* start *
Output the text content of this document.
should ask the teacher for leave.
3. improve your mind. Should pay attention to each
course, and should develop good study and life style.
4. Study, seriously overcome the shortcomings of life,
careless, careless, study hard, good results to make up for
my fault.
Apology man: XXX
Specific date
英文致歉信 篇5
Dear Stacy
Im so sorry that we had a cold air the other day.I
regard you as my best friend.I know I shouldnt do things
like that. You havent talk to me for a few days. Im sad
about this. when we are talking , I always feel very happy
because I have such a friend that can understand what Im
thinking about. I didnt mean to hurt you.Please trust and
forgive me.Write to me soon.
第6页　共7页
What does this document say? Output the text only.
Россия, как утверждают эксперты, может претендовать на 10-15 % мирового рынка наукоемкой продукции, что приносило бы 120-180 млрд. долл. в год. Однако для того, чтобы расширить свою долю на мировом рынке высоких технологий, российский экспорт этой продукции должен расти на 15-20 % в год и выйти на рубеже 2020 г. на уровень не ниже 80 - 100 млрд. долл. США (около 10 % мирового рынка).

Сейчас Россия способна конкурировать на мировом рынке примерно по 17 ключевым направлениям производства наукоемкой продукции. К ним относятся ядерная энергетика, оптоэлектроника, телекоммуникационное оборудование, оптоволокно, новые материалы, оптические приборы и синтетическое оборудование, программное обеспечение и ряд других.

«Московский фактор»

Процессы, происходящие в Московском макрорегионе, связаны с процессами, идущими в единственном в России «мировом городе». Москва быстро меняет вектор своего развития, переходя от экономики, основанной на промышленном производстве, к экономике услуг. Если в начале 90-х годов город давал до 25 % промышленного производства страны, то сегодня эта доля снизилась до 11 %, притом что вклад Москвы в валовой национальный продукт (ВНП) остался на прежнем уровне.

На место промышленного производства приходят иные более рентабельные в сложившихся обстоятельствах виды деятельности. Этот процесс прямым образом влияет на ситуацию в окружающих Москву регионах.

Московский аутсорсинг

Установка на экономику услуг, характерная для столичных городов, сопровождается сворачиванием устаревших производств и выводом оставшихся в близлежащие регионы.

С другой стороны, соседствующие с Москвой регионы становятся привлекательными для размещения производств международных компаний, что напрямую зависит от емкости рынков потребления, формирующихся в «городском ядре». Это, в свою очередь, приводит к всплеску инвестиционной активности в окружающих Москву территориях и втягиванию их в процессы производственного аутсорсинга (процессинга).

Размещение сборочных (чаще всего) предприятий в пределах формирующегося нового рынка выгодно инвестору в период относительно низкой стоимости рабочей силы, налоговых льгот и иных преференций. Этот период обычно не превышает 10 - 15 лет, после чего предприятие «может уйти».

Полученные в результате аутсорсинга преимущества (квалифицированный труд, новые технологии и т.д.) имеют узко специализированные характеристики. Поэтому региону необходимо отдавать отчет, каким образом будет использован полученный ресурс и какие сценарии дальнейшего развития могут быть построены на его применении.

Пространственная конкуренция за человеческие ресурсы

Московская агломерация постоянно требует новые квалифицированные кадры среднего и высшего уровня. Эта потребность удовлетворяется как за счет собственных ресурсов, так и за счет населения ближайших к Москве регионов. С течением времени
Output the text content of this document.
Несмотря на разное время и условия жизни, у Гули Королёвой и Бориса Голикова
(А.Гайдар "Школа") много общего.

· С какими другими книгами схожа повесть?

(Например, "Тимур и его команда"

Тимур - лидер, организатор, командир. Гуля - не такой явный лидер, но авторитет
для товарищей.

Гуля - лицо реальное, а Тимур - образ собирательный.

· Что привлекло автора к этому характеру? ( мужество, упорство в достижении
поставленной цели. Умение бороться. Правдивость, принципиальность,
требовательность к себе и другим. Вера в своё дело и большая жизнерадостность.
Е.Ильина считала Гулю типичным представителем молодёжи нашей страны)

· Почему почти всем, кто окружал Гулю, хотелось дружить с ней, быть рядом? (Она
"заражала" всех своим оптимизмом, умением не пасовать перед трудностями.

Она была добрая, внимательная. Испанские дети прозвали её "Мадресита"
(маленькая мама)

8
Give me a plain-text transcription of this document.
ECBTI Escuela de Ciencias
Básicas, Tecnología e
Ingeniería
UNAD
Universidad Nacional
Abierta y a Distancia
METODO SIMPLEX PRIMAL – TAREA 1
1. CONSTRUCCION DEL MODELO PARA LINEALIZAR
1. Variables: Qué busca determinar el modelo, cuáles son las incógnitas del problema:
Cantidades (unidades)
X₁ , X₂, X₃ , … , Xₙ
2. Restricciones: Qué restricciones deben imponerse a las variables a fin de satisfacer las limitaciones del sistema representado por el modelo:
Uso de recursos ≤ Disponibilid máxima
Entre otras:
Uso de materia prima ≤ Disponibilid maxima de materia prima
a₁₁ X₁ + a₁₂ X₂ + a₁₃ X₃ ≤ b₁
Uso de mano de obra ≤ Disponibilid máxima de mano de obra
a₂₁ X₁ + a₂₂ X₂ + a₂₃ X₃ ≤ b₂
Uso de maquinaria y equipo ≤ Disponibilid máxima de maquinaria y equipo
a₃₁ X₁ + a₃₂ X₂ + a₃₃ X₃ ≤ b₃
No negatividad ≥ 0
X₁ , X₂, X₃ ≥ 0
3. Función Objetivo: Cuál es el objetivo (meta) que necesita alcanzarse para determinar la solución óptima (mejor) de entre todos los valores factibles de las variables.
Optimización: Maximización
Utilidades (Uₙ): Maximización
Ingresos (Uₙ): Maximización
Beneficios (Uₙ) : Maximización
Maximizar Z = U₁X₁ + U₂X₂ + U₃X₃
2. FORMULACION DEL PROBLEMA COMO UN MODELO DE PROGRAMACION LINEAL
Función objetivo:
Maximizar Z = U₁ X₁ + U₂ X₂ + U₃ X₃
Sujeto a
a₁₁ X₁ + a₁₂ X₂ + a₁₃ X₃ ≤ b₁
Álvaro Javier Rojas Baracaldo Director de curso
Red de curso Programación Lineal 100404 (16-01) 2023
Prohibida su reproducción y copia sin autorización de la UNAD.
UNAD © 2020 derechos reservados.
* end *
Copy out every line in the entries above that holds "life".

course, and should develop good study and life style.
4. Study, seriously overcome the shortcomings of life,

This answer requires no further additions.